START INFORMATION SHOWN
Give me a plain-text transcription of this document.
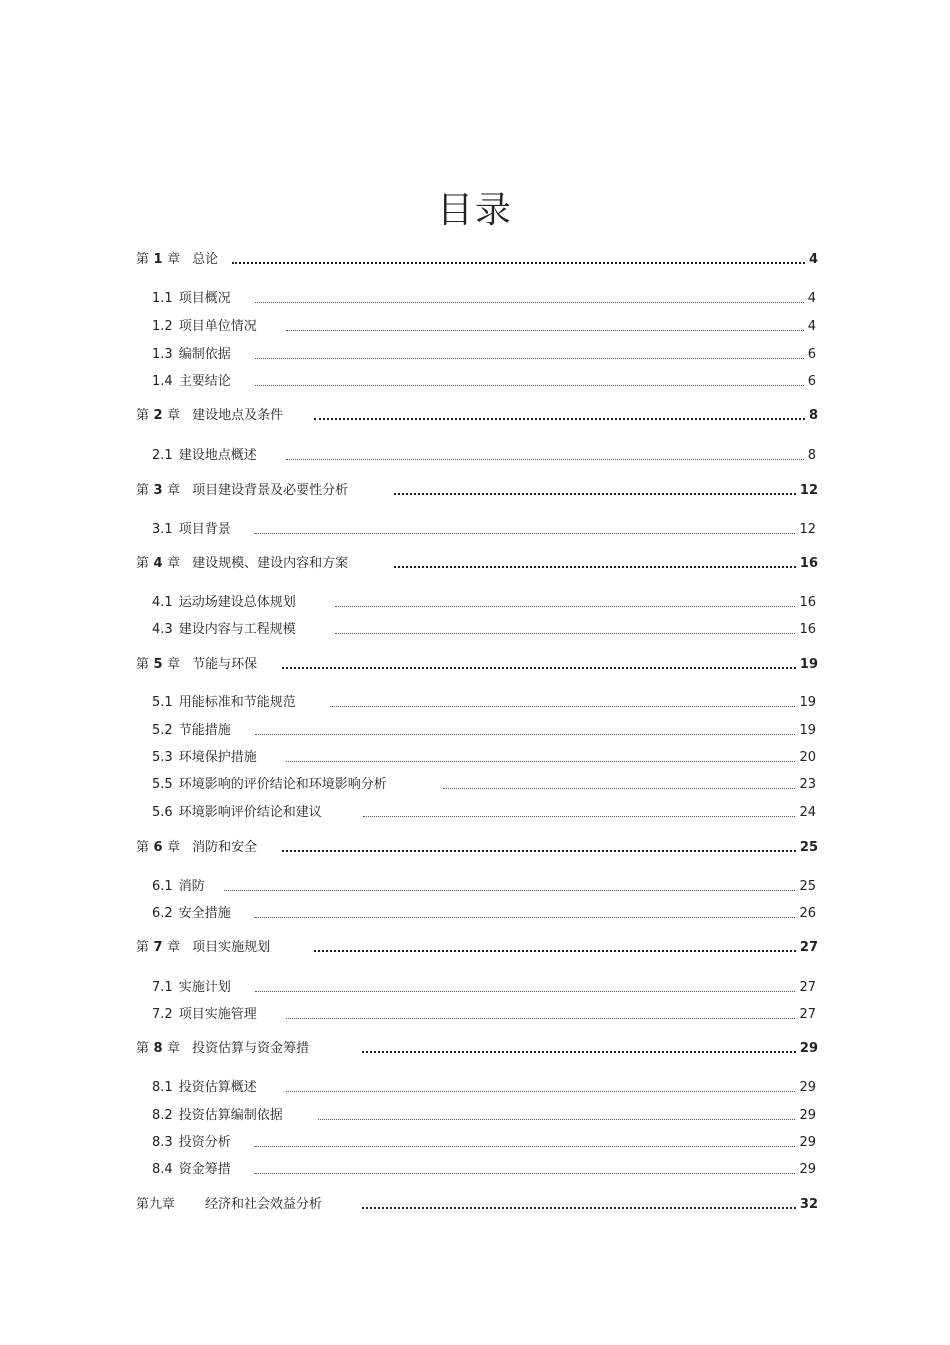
目录
第 1 章 总论	4
1.1 项目概况	4
1.2 项目单位情况	4
1.3 编制依据	6
1.4 主要结论	6
第 2 章 建设地点及条件	8
2.1 建设地点概述	8
第 3 章 项目建设背景及必要性分析	12
3.1 项目背景	12
第 4 章 建设规模、建设内容和方案	16
4.1 运动场建设总体规划	16
4.3 建设内容与工程规模	16
第 5 章 节能与环保	19
5.1 用能标准和节能规范	19
5.2 节能措施	19
5.3 环境保护措施	20
5.5 环境影响的评价结论和环境影响分析	23
5.6 环境影响评价结论和建议	24
第 6 章 消防和安全	25
6.1 消防	25
6.2 安全措施	26
第 7 章 项目实施规划	27
7.1 实施计划	27
7.2 项目实施管理	27
第 8 章 投资估算与资金筹措	29
8.1 投资估算概述	29
8.2 投资估算编制依据	29
8.3 投资分析	29
8.4 资金筹措	29
第九章 经济和社会效益分析	32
END INFORMATION SHOWN
Copy out all of the data word for word. Do not carry over any picture.

Give me a plain-text transcription of this document.
目录
第 1 章 总论	4
1.1 项目概况	4
1.2 项目单位情况	4
1.3 编制依据	6
1.4 主要结论	6
第 2 章 建设地点及条件	8
2.1 建设地点概述	8
第 3 章 项目建设背景及必要性分析	12
3.1 项目背景	12
第 4 章 建设规模、建设内容和方案	16
4.1 运动场建设总体规划	16
4.3 建设内容与工程规模	16
第 5 章 节能与环保	19
5.1 用能标准和节能规范	19
5.2 节能措施	19
5.3 环境保护措施	20
5.5 环境影响的评价结论和环境影响分析	23
5.6 环境影响评价结论和建议	24
第 6 章 消防和安全	25
6.1 消防	25
6.2 安全措施	26
第 7 章 项目实施规划	27
7.1 实施计划	27
7.2 项目实施管理	27
第 8 章 投资估算与资金筹措	29
8.1 投资估算概述	29
8.2 投资估算编制依据	29
8.3 投资分析	29
8.4 资金筹措	29
第九章 经济和社会效益分析	32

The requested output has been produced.